→ **WHAT IS BEING ASKED**: Go through the entries below and copy each line containing the word "name".

→ **MATERIAL TO PROCESS**:
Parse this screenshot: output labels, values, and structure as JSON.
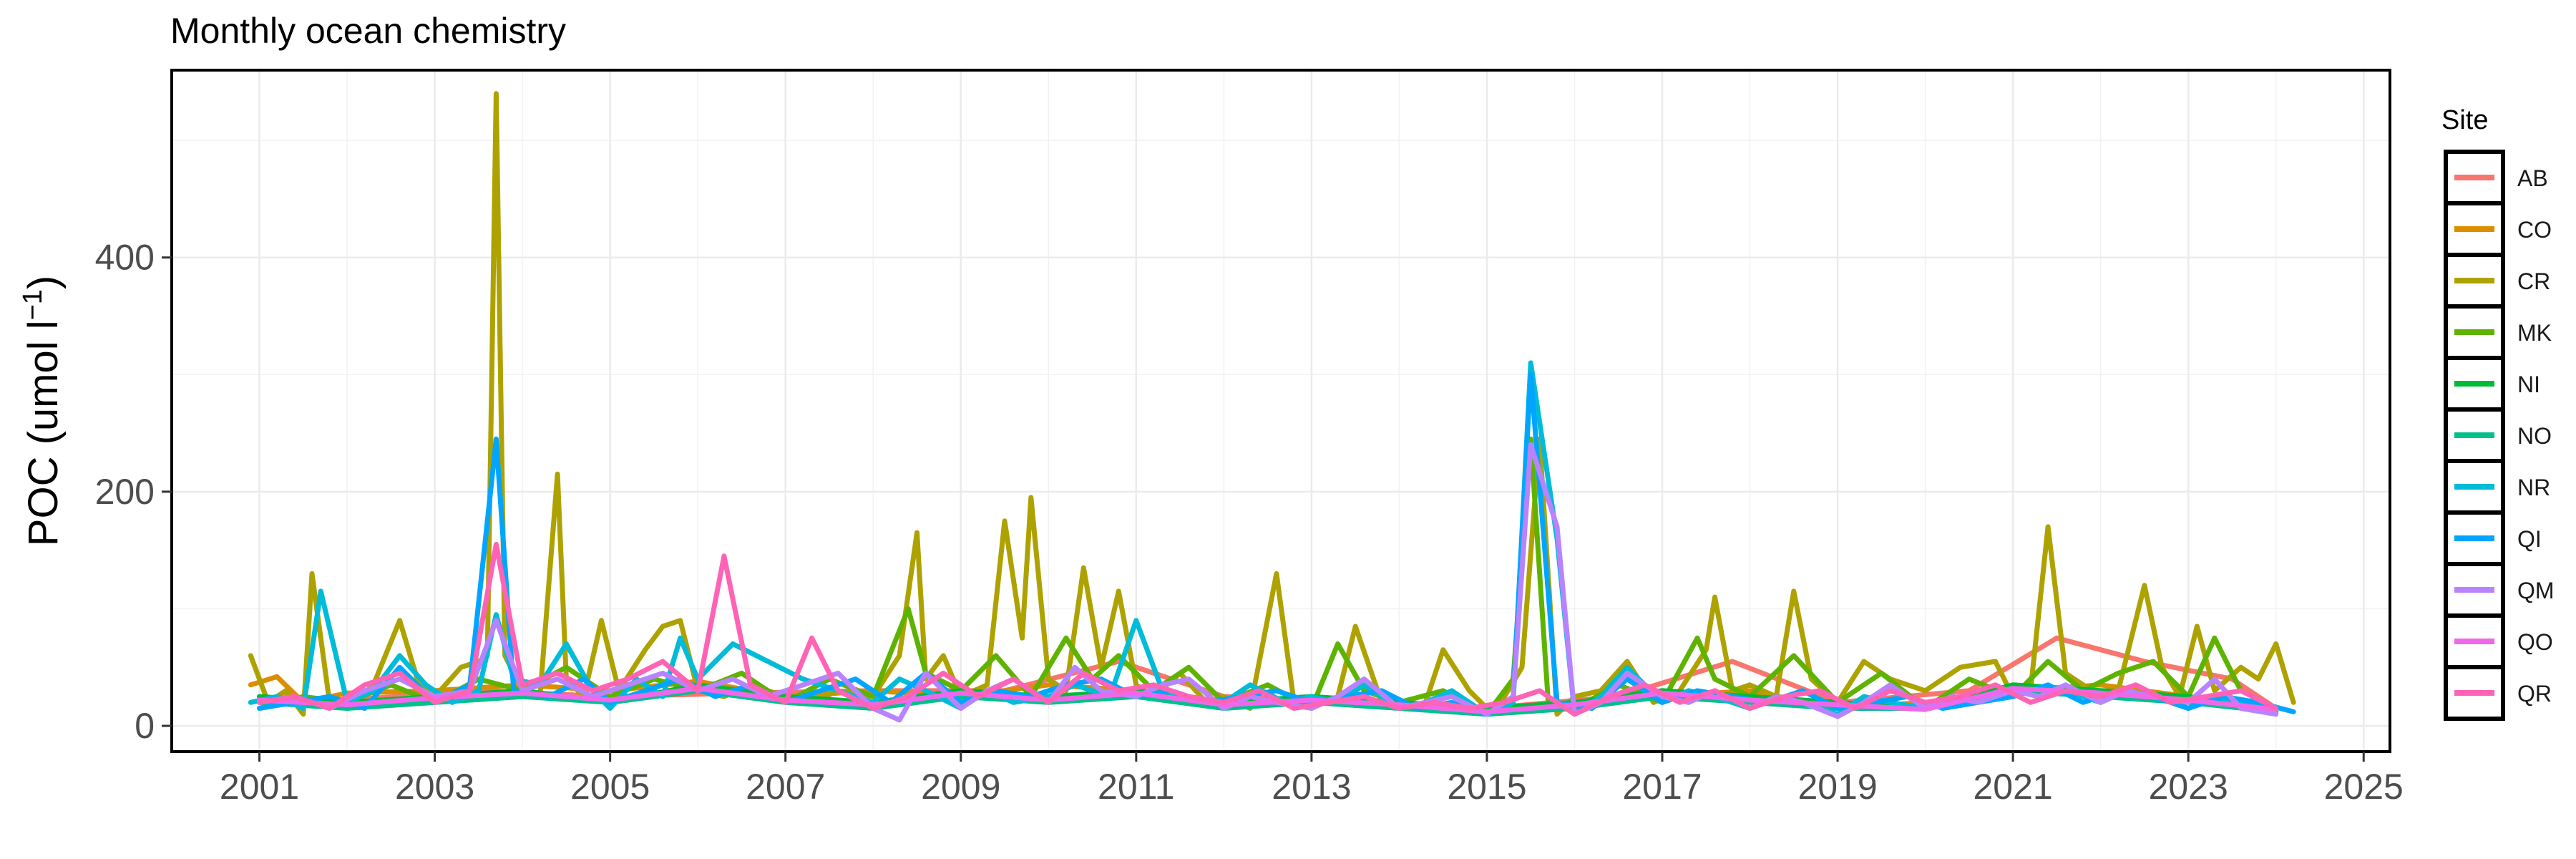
{
  "chart_data": {
    "type": "line",
    "title": "Monthly ocean chemistry",
    "xlabel": "",
    "ylabel": "POC (umol l",
    "ylabel_superscript": "−1",
    "ylabel_close": ")",
    "xlim": [
      2000.0,
      2025.3
    ],
    "ylim": [
      -22,
      560
    ],
    "x_ticks": [
      2001,
      2003,
      2005,
      2007,
      2009,
      2011,
      2013,
      2015,
      2017,
      2019,
      2021,
      2023,
      2025
    ],
    "y_ticks": [
      0,
      200,
      400
    ],
    "grid": true,
    "legend": {
      "title": "Site",
      "position": "right"
    },
    "series": [
      {
        "name": "AB",
        "color": "#F8766D",
        "x": [
          2001.3,
          2002.0,
          2003.5,
          2005.0,
          2006.5,
          2008.0,
          2009.5,
          2010.8,
          2012.0,
          2013.5,
          2015.0,
          2016.5,
          2017.8,
          2019.0,
          2020.5,
          2021.5,
          2022.5,
          2023.5,
          2024.0
        ],
        "y": [
          25,
          22,
          30,
          25,
          28,
          30,
          30,
          55,
          25,
          20,
          15,
          25,
          55,
          20,
          30,
          75,
          55,
          40,
          15
        ]
      },
      {
        "name": "CO",
        "color": "#DB8E00",
        "x": [
          2000.9,
          2001.2,
          2001.5,
          2002.0,
          2003.0,
          2004.0,
          2005.0,
          2006.0,
          2007.0,
          2008.0,
          2009.0,
          2010.0,
          2011.0,
          2012.0,
          2013.0,
          2014.0,
          2015.0,
          2016.0,
          2017.0,
          2018.0,
          2019.0,
          2020.0,
          2021.0,
          2022.0,
          2023.0,
          2024.0
        ],
        "y": [
          35,
          42,
          20,
          28,
          30,
          35,
          30,
          38,
          25,
          30,
          25,
          35,
          30,
          20,
          20,
          18,
          15,
          20,
          25,
          30,
          15,
          20,
          30,
          35,
          25,
          15
        ]
      },
      {
        "name": "CR",
        "color": "#AEA200",
        "x": [
          2000.9,
          2001.1,
          2001.3,
          2001.5,
          2001.6,
          2001.8,
          2002.0,
          2002.3,
          2002.6,
          2002.8,
          2003.0,
          2003.3,
          2003.5,
          2003.6,
          2003.7,
          2003.8,
          2004.0,
          2004.2,
          2004.4,
          2004.5,
          2004.7,
          2004.9,
          2005.1,
          2005.4,
          2005.6,
          2005.8,
          2006.0,
          2006.3,
          2006.6,
          2007.0,
          2007.3,
          2007.6,
          2008.0,
          2008.3,
          2008.5,
          2008.6,
          2008.8,
          2009.0,
          2009.3,
          2009.5,
          2009.7,
          2009.8,
          2010.0,
          2010.2,
          2010.4,
          2010.6,
          2010.8,
          2011.0,
          2011.2,
          2011.5,
          2011.8,
          2012.0,
          2012.3,
          2012.6,
          2012.8,
          2013.0,
          2013.3,
          2013.5,
          2013.8,
          2014.0,
          2014.3,
          2014.5,
          2014.8,
          2015.0,
          2015.2,
          2015.4,
          2015.6,
          2015.8,
          2016.0,
          2016.3,
          2016.6,
          2016.9,
          2017.2,
          2017.5,
          2017.6,
          2017.8,
          2018.0,
          2018.3,
          2018.5,
          2018.7,
          2019.0,
          2019.3,
          2019.6,
          2020.0,
          2020.4,
          2020.8,
          2021.0,
          2021.2,
          2021.4,
          2021.6,
          2021.9,
          2022.2,
          2022.5,
          2022.7,
          2022.9,
          2023.1,
          2023.3,
          2023.6,
          2023.8,
          2024.0,
          2024.2
        ],
        "y": [
          60,
          20,
          30,
          10,
          130,
          20,
          15,
          35,
          90,
          40,
          25,
          50,
          55,
          60,
          540,
          60,
          30,
          25,
          215,
          40,
          25,
          90,
          30,
          65,
          85,
          90,
          30,
          25,
          35,
          25,
          20,
          30,
          25,
          60,
          165,
          40,
          60,
          25,
          35,
          175,
          75,
          195,
          40,
          30,
          135,
          50,
          115,
          35,
          25,
          45,
          20,
          25,
          15,
          130,
          20,
          15,
          25,
          85,
          20,
          15,
          20,
          65,
          30,
          15,
          25,
          50,
          245,
          10,
          25,
          30,
          55,
          20,
          30,
          65,
          110,
          30,
          35,
          25,
          115,
          40,
          20,
          55,
          40,
          30,
          50,
          55,
          25,
          30,
          170,
          45,
          30,
          30,
          120,
          50,
          25,
          85,
          30,
          50,
          40,
          70,
          20
        ]
      },
      {
        "name": "MK",
        "color": "#5EB300",
        "x": [
          2001.0,
          2001.5,
          2002.0,
          2002.5,
          2003.0,
          2003.5,
          2004.0,
          2004.5,
          2005.0,
          2005.5,
          2006.0,
          2006.5,
          2007.0,
          2007.5,
          2008.0,
          2008.4,
          2008.6,
          2009.0,
          2009.4,
          2009.8,
          2010.2,
          2010.5,
          2010.8,
          2011.2,
          2011.6,
          2012.0,
          2012.5,
          2013.0,
          2013.3,
          2013.6,
          2014.0,
          2014.5,
          2015.0,
          2015.3,
          2015.5,
          2015.7,
          2016.0,
          2016.5,
          2017.0,
          2017.4,
          2017.6,
          2018.0,
          2018.5,
          2019.0,
          2019.5,
          2020.0,
          2020.5,
          2021.0,
          2021.4,
          2021.8,
          2022.2,
          2022.6,
          2023.0,
          2023.3,
          2023.6,
          2024.0
        ],
        "y": [
          15,
          25,
          20,
          35,
          20,
          40,
          30,
          50,
          25,
          40,
          30,
          45,
          20,
          40,
          25,
          100,
          45,
          30,
          60,
          25,
          75,
          40,
          60,
          30,
          50,
          20,
          35,
          15,
          70,
          30,
          20,
          30,
          10,
          40,
          245,
          20,
          15,
          35,
          20,
          75,
          40,
          25,
          60,
          20,
          45,
          15,
          40,
          25,
          55,
          30,
          45,
          55,
          25,
          75,
          30,
          15
        ]
      },
      {
        "name": "NI",
        "color": "#00BA38",
        "x": [
          2001.0,
          2002.0,
          2003.0,
          2004.0,
          2005.0,
          2006.0,
          2007.0,
          2008.0,
          2009.0,
          2010.0,
          2011.0,
          2012.0,
          2013.0,
          2014.0,
          2015.0,
          2016.0,
          2017.0,
          2018.0,
          2019.0,
          2020.0,
          2021.0,
          2022.0,
          2023.0,
          2024.0
        ],
        "y": [
          25,
          20,
          25,
          30,
          20,
          35,
          25,
          20,
          30,
          25,
          30,
          20,
          25,
          20,
          15,
          20,
          30,
          25,
          20,
          15,
          35,
          30,
          25,
          15
        ]
      },
      {
        "name": "NO",
        "color": "#00C08B",
        "x": [
          2001.0,
          2002.0,
          2003.0,
          2004.0,
          2005.0,
          2006.0,
          2007.0,
          2008.0,
          2009.0,
          2010.0,
          2011.0,
          2012.0,
          2013.0,
          2014.0,
          2015.0,
          2016.0,
          2017.0,
          2018.0,
          2019.0,
          2020.0,
          2021.0,
          2022.0,
          2023.0,
          2024.0
        ],
        "y": [
          20,
          15,
          20,
          25,
          20,
          30,
          20,
          15,
          25,
          20,
          25,
          15,
          20,
          15,
          10,
          15,
          25,
          20,
          15,
          15,
          30,
          25,
          20,
          12
        ]
      },
      {
        "name": "NR",
        "color": "#00BCD8",
        "x": [
          2000.9,
          2001.2,
          2001.5,
          2001.7,
          2002.0,
          2002.3,
          2002.6,
          2002.9,
          2003.2,
          2003.5,
          2003.7,
          2003.9,
          2004.2,
          2004.5,
          2004.8,
          2005.0,
          2005.3,
          2005.6,
          2005.8,
          2006.0,
          2006.4,
          2006.8,
          2007.2,
          2007.6,
          2008.0,
          2008.3,
          2008.6,
          2009.0,
          2009.3,
          2009.6,
          2010.0,
          2010.3,
          2010.7,
          2011.0,
          2011.3,
          2011.6,
          2012.0,
          2012.3,
          2012.7,
          2013.0,
          2013.3,
          2013.6,
          2014.0,
          2014.3,
          2014.6,
          2015.0,
          2015.3,
          2015.5,
          2015.8,
          2016.0,
          2016.3,
          2016.6,
          2017.0,
          2017.3,
          2017.6,
          2018.0,
          2018.3,
          2018.6,
          2019.0,
          2019.3,
          2019.6,
          2020.0,
          2020.3,
          2020.6,
          2021.0,
          2021.3,
          2021.6,
          2022.0,
          2022.3,
          2022.6,
          2023.0,
          2023.3,
          2023.6,
          2024.0
        ],
        "y": [
          20,
          25,
          15,
          115,
          20,
          30,
          60,
          35,
          20,
          30,
          95,
          40,
          35,
          70,
          30,
          15,
          40,
          25,
          75,
          40,
          70,
          55,
          40,
          30,
          20,
          40,
          30,
          15,
          30,
          20,
          25,
          35,
          25,
          90,
          30,
          25,
          20,
          35,
          20,
          25,
          20,
          35,
          15,
          20,
          30,
          10,
          20,
          310,
          160,
          10,
          25,
          50,
          20,
          30,
          25,
          15,
          25,
          20,
          10,
          25,
          20,
          15,
          25,
          20,
          30,
          25,
          30,
          20,
          30,
          25,
          15,
          25,
          20,
          10
        ]
      },
      {
        "name": "QI",
        "color": "#00A5FF",
        "x": [
          2001.0,
          2001.4,
          2001.8,
          2002.2,
          2002.6,
          2003.0,
          2003.4,
          2003.7,
          2003.9,
          2004.3,
          2004.7,
          2005.0,
          2005.4,
          2005.8,
          2006.2,
          2006.6,
          2007.0,
          2007.4,
          2007.8,
          2008.2,
          2008.6,
          2009.0,
          2009.4,
          2009.8,
          2010.2,
          2010.6,
          2011.0,
          2011.4,
          2011.8,
          2012.2,
          2012.6,
          2013.0,
          2013.4,
          2013.8,
          2014.2,
          2014.6,
          2015.0,
          2015.3,
          2015.5,
          2015.8,
          2016.2,
          2016.6,
          2017.0,
          2017.4,
          2017.8,
          2018.2,
          2018.6,
          2019.0,
          2019.4,
          2019.8,
          2020.2,
          2020.6,
          2021.0,
          2021.4,
          2021.8,
          2022.2,
          2022.6,
          2023.0,
          2023.4,
          2023.8,
          2024.2
        ],
        "y": [
          15,
          20,
          25,
          15,
          50,
          20,
          35,
          245,
          30,
          25,
          40,
          20,
          30,
          40,
          25,
          35,
          20,
          30,
          40,
          20,
          45,
          20,
          30,
          25,
          35,
          40,
          25,
          30,
          20,
          25,
          30,
          20,
          25,
          30,
          15,
          20,
          10,
          25,
          300,
          20,
          15,
          40,
          20,
          30,
          25,
          20,
          30,
          15,
          20,
          25,
          15,
          20,
          25,
          35,
          20,
          30,
          25,
          15,
          25,
          20,
          12
        ]
      },
      {
        "name": "QM",
        "color": "#B983FF",
        "x": [
          2001.0,
          2001.4,
          2001.8,
          2002.2,
          2002.6,
          2003.0,
          2003.4,
          2003.7,
          2004.0,
          2004.4,
          2004.8,
          2005.2,
          2005.6,
          2006.0,
          2006.4,
          2006.8,
          2007.2,
          2007.6,
          2008.0,
          2008.3,
          2008.6,
          2009.0,
          2009.3,
          2009.6,
          2010.0,
          2010.3,
          2010.6,
          2011.0,
          2011.3,
          2011.6,
          2012.0,
          2012.3,
          2012.6,
          2013.0,
          2013.3,
          2013.6,
          2014.0,
          2014.3,
          2014.6,
          2015.0,
          2015.3,
          2015.5,
          2015.8,
          2016.0,
          2016.3,
          2016.6,
          2017.0,
          2017.3,
          2017.6,
          2018.0,
          2018.3,
          2018.6,
          2019.0,
          2019.3,
          2019.6,
          2020.0,
          2020.3,
          2020.6,
          2021.0,
          2021.3,
          2021.6,
          2022.0,
          2022.3,
          2022.6,
          2023.0,
          2023.3,
          2023.6,
          2024.0
        ],
        "y": [
          20,
          25,
          15,
          30,
          40,
          25,
          30,
          90,
          30,
          40,
          25,
          35,
          45,
          30,
          40,
          25,
          35,
          45,
          15,
          5,
          45,
          15,
          30,
          40,
          20,
          50,
          30,
          25,
          35,
          40,
          15,
          25,
          20,
          15,
          25,
          40,
          15,
          20,
          25,
          10,
          25,
          240,
          170,
          10,
          20,
          45,
          25,
          20,
          30,
          15,
          25,
          20,
          8,
          20,
          35,
          15,
          25,
          20,
          30,
          25,
          35,
          20,
          30,
          25,
          20,
          40,
          15,
          10
        ]
      },
      {
        "name": "QO",
        "color": "#EF67EB",
        "x": [
          2001.0,
          2002.0,
          2003.0,
          2004.0,
          2005.0,
          2006.0,
          2007.0,
          2008.0,
          2009.0,
          2010.0,
          2011.0,
          2012.0,
          2013.0,
          2014.0,
          2015.0,
          2016.0,
          2017.0,
          2018.0,
          2019.0,
          2020.0,
          2021.0,
          2022.0,
          2023.0,
          2024.0
        ],
        "y": [
          22,
          18,
          24,
          28,
          22,
          32,
          22,
          18,
          28,
          22,
          28,
          18,
          22,
          18,
          12,
          18,
          28,
          22,
          18,
          14,
          32,
          28,
          22,
          14
        ]
      },
      {
        "name": "QR",
        "color": "#FF63B6",
        "x": [
          2001.0,
          2001.4,
          2001.8,
          2002.2,
          2002.6,
          2003.0,
          2003.4,
          2003.7,
          2004.0,
          2004.4,
          2004.8,
          2005.2,
          2005.6,
          2006.0,
          2006.3,
          2006.6,
          2007.0,
          2007.3,
          2007.6,
          2008.0,
          2008.4,
          2008.8,
          2009.2,
          2009.6,
          2010.0,
          2010.4,
          2010.8,
          2011.2,
          2011.6,
          2012.0,
          2012.4,
          2012.8,
          2013.2,
          2013.6,
          2014.0,
          2014.4,
          2014.8,
          2015.2,
          2015.6,
          2016.0,
          2016.4,
          2016.8,
          2017.2,
          2017.6,
          2018.0,
          2018.4,
          2018.8,
          2019.2,
          2019.6,
          2020.0,
          2020.4,
          2020.8,
          2021.2,
          2021.6,
          2022.0,
          2022.4,
          2022.8,
          2023.2,
          2023.6,
          2024.0
        ],
        "y": [
          20,
          25,
          15,
          35,
          45,
          20,
          30,
          155,
          35,
          45,
          30,
          40,
          55,
          30,
          145,
          35,
          20,
          75,
          30,
          15,
          25,
          45,
          25,
          40,
          20,
          45,
          30,
          35,
          25,
          20,
          30,
          15,
          20,
          25,
          15,
          20,
          15,
          20,
          30,
          10,
          25,
          35,
          20,
          30,
          15,
          25,
          30,
          15,
          30,
          20,
          25,
          35,
          20,
          30,
          25,
          35,
          20,
          25,
          30,
          15
        ]
      }
    ]
  }
}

→ **EXERCISE ANSWER**:
        "name": "AB",
        "name": "CO",
        "name": "CR",
        "name": "MK",
        "name": "NI",
        "name": "NO",
        "name": "NR",
        "name": "QI",
        "name": "QM",
        "name": "QO",
        "name": "QR",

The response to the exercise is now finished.